Lynne's Kitchen

You don't have to be a professional chef to cook tasty meals

Basil Pesto Chicken Pasta with Asparagus and Sundried Tomatoes

Now… say that 10x’s fast!!

This was a fabulous dish to say the least. Nothing is better than fresh basil pesto, asparagus, and pasta on a well-weathered Bay Area day! What I love about the basil pesto sauce is the freshness of it. I’ve bought ready-made packets and jars at the store before, and although its good for a quick pinch, when I can help it (and I have time for it), I like to make what I can from scratch. This sauce is great and although most recipes will call for pine nuts, I was inspired to use toasted walnuts instead. And it was complimented nicely by the Tomato Basil Bruschetta on cracked sourdough bread.

My Notes:

  • For the Basil Pesto Sauce, I substituted toasted walnuts for the pine nuts. I also dumped the entire Basil Pesto Sauce into the dish and may use less of it next time just so it doesn’t look so saturated – we’re talking SUPER GREEN. Depending on your personal preference, my advice would be to add half of the Basil Pesto Sauce to start off with and adjust to your liking as need be. But even at the full amount, it tasted fabulous and not overwhelming to the dish at all! (I sure wish I had some to warm up right now…)

Family Verdict:

‘Twas a good selection is what I interpreted from the “babe, this is good!” and the kids who came around when the pasta was finally addressed as “butterflies” with other methods of coaxing. The kids did an overall pass on the asparagus but managed to enjoy the pasta and chicken, although Little K did continue his food testing ritual of putting the asparagus in his mouth, chewing for a little bit, then spitting it all out. Coaxing was not as easy the following day on Little K (oddly enough he’s the kid that is more open to food in general); however, Big K did a wonderful job on cleaning his plate once he got into the groove that “green food is okay to eat”. Perhaps there are dishes kids consider one-hit-wonders?? Something about green food is just not appealing to kids.

I personally liked the added touch of the sundried tomatoes. I was getting a little obsessed in wanting to have one with each bite! Trader Joe’s has a really good one in olive oil, which was the one that I used for this recipe.

Recommended:

Definitely! We will be making again!

Bon appetit,
Lynne

Basil Pesto Chicken Pasta with Asparagus and Sundried Tomatoes
Printer-Friendly Version
Yield = 6-8 servings

Ingredients:

  • 1/2 – 1 cup of Basil Pesto Sauce (recipe to follow)
——
TO-DO LIST:
1 - In the pesto pasta post, rewrite the paragraph starting "For the Basil Pesto Sauce, I substituted" as a short bulleted list that keeps its main facts.
2 - According to the pesto pasta post, which store's sundried tomatoes in olive oil went into the recipe?
3 - Pick up the pesto chicken pasta recipe right after its last line and keep writing it.
The data after this point is separate from the recipe post.

DATA BLOCK:
——
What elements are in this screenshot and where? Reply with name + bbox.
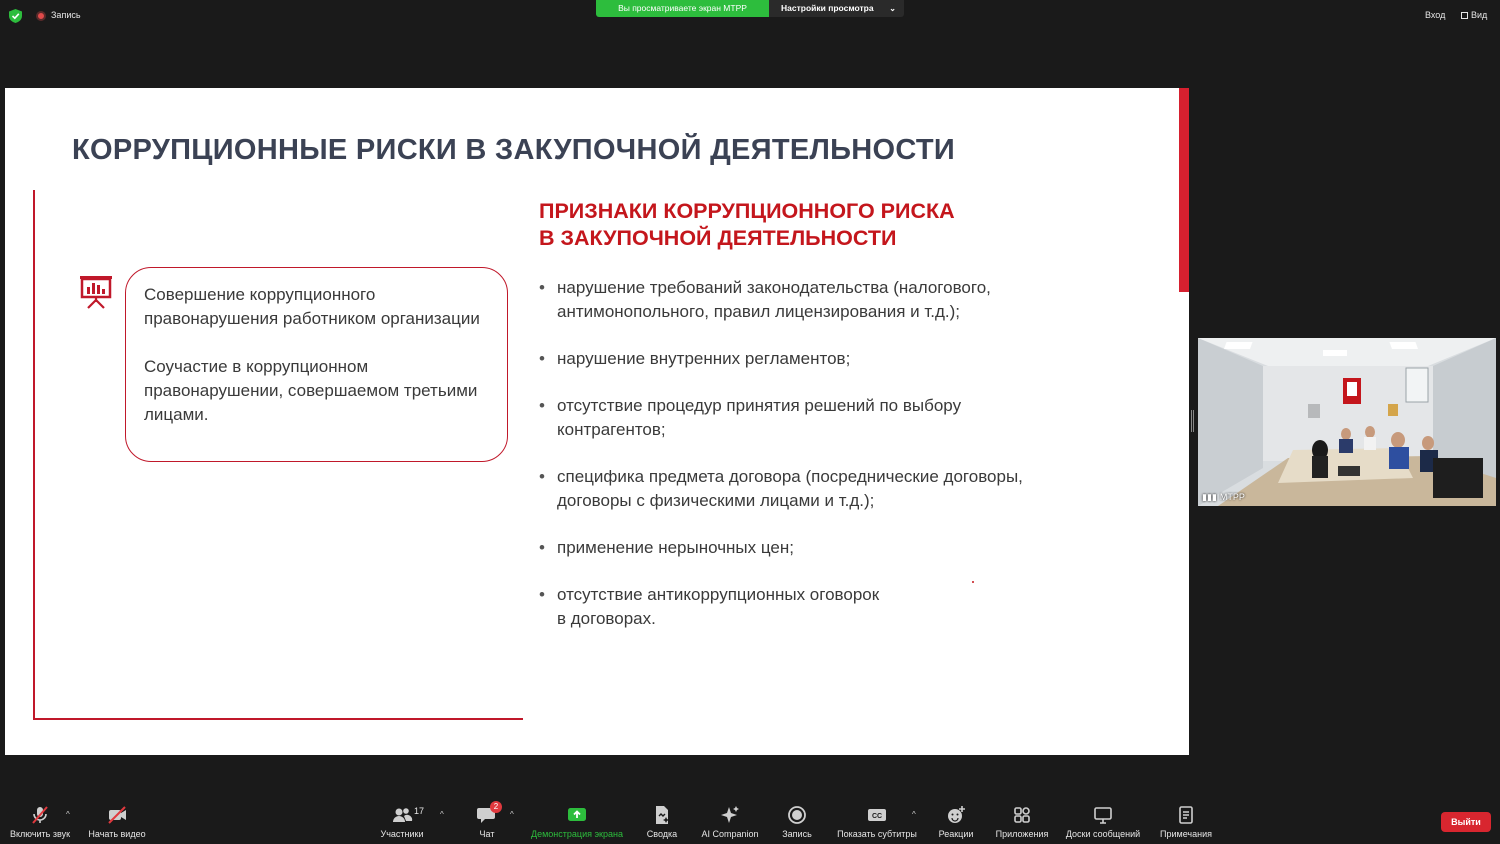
——
RESULTS FOR THE EXERCISE:
1 -
- Toasted walnuts replaced the pine nuts in the pesto sauce.
- All of the pesto went into the dish, which made it very green, so less may be used next time.
- Tip: start with half the pesto and add more to taste.
- Even the full amount tasted fabulous and didn't overwhelm the dish.

2 - Trader Joe's.

3 -
  • (1) 12 oz. box of Farfalle (bow-tie) noodles
  • 1 chicken breast
  • 1 bunch of asparagus, washed and cut into 2″ lengths
  • 1/3 cup of sundried tomatoes

Directions:

  • Cook pasta according to package instructions. Drain and set aside.
  • Season chicken breast with salt and pepper. Grill or using a skillet using medium-high heat. Cook until done. Slice into thin bite-size pieces.
  • Steam asparagus over 1″ of water and cook until fork tender. Salt, optional.
  • Toss pasta, chicken, asparagus, sundried tomatoes, and Basil Pesto Sauce together in a bowl. Start out with 1/2 cup of the Basil Pesto Sauce and add sauce to your liking.

Basil Pesto Sauce
Yield: 1 cup

Ingredients:

  • 2 cups fresh basil leaves, packed
  • 1/2 cup freshly grated Parmesan-Reggiano or Romano cheese
  • 1/2 cup extra virgin olive oil
  • 1/3 cup pine nuts or walnuts (toasting is optional)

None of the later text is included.